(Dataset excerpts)
--- begin ---
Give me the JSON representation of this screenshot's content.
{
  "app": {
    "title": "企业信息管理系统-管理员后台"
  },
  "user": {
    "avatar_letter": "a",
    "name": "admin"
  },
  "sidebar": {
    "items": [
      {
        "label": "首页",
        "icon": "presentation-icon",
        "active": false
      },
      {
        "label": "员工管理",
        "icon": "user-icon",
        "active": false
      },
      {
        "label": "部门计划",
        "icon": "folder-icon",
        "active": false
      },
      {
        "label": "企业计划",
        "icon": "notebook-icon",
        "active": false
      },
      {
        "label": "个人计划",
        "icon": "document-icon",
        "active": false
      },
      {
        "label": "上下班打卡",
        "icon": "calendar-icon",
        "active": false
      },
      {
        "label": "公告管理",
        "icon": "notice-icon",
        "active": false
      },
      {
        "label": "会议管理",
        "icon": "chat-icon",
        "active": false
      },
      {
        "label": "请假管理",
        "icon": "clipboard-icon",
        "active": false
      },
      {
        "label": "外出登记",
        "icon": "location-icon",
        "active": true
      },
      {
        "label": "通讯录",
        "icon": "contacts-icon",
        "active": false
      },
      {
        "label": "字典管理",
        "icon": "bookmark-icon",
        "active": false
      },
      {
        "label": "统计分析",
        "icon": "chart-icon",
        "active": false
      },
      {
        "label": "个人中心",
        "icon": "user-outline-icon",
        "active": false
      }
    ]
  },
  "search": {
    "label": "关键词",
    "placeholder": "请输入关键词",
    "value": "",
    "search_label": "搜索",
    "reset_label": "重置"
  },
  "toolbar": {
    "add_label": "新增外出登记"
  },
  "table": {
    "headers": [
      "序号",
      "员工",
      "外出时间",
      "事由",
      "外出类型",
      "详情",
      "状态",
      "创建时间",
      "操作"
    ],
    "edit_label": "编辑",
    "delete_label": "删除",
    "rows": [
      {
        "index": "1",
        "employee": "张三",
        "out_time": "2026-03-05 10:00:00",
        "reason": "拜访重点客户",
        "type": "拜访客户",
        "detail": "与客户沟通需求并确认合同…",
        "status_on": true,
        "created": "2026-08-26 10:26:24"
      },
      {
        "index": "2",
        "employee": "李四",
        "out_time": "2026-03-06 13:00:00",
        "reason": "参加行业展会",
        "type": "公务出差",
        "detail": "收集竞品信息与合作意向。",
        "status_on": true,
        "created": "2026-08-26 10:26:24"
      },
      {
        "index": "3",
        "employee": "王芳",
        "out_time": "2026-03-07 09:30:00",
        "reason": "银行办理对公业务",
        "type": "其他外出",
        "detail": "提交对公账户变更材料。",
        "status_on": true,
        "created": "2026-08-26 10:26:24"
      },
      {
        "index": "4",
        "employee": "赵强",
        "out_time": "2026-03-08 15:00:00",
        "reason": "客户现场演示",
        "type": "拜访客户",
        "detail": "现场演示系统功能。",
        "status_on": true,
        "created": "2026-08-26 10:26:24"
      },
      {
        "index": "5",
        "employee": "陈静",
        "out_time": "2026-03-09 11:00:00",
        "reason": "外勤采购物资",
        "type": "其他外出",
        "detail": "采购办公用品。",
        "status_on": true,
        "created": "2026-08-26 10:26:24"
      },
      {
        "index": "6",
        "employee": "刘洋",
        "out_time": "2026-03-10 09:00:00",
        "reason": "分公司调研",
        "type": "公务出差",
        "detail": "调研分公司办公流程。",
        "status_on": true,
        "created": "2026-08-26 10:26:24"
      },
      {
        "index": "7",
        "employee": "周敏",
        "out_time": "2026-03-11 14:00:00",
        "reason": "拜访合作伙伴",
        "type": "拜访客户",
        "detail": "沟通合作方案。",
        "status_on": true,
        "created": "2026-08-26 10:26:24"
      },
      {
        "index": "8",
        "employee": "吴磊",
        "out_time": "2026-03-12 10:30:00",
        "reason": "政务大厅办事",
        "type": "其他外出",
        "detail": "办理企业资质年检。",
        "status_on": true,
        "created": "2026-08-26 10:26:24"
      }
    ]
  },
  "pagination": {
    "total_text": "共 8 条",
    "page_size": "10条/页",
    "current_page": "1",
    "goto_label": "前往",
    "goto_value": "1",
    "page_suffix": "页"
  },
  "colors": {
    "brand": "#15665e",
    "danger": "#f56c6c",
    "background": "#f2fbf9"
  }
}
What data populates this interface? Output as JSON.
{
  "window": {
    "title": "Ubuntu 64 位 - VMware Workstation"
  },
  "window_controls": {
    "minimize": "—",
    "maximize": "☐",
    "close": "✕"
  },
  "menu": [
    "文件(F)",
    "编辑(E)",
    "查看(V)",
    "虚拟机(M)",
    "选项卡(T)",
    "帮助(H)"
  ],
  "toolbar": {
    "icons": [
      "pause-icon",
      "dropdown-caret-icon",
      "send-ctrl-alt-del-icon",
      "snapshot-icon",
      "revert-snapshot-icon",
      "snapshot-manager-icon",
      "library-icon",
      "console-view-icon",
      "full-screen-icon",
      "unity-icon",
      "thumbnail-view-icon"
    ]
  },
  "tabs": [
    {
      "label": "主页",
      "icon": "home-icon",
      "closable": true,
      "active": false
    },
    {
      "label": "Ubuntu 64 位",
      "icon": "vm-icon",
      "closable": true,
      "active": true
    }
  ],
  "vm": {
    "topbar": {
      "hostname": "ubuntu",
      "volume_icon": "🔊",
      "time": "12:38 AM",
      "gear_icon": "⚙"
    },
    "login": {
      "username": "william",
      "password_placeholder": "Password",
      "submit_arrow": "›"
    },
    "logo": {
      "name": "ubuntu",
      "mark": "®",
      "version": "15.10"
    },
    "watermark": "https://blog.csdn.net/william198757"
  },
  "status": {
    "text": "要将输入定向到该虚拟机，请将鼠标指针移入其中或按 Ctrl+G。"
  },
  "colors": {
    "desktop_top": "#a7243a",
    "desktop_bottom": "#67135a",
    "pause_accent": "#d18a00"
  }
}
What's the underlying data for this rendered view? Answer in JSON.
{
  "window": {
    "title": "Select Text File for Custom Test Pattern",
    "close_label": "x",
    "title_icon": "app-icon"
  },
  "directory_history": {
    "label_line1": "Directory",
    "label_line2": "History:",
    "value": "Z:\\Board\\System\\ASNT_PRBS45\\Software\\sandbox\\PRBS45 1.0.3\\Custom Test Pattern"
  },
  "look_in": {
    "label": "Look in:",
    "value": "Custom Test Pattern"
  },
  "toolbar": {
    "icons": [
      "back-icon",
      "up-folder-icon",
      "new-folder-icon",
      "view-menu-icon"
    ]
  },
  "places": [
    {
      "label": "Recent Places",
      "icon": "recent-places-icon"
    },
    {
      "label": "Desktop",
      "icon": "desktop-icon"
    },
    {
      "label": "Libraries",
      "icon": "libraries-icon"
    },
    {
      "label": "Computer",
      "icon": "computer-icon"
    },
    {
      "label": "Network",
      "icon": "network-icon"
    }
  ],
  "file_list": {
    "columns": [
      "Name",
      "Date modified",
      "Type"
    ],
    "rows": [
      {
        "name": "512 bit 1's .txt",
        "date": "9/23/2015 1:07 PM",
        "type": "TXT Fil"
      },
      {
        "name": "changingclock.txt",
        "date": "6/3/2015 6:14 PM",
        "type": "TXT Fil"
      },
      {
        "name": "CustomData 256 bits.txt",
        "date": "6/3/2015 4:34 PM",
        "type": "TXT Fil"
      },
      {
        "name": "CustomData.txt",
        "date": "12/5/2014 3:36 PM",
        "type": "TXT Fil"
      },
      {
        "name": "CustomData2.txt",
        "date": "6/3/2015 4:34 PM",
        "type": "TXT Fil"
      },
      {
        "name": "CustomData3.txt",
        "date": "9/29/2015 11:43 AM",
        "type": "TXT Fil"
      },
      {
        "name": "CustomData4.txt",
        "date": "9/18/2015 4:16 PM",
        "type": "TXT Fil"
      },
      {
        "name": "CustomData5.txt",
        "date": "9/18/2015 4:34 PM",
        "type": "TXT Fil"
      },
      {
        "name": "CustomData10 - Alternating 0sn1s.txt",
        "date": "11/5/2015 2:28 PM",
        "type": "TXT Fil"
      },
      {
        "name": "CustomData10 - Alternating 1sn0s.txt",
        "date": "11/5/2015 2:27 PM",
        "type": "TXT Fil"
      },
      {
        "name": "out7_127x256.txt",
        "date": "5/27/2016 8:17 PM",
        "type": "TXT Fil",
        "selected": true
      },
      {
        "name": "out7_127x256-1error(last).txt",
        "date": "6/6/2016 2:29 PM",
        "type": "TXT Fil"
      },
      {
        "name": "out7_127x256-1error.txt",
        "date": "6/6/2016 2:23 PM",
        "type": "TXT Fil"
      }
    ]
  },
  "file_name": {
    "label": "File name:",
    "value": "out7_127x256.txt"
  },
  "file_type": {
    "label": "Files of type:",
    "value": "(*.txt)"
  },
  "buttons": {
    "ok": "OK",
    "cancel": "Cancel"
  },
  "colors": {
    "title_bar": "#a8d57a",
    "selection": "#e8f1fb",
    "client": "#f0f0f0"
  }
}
--- end ---
== THE EXERCISE ==
Return every line in the listing that contains the word "view".

== TASK ANSWER ==
      "console-view-icon",
      "thumbnail-view-icon"
What's the underlying data for this rendered view? Answer in JSON.
      "view-menu-icon"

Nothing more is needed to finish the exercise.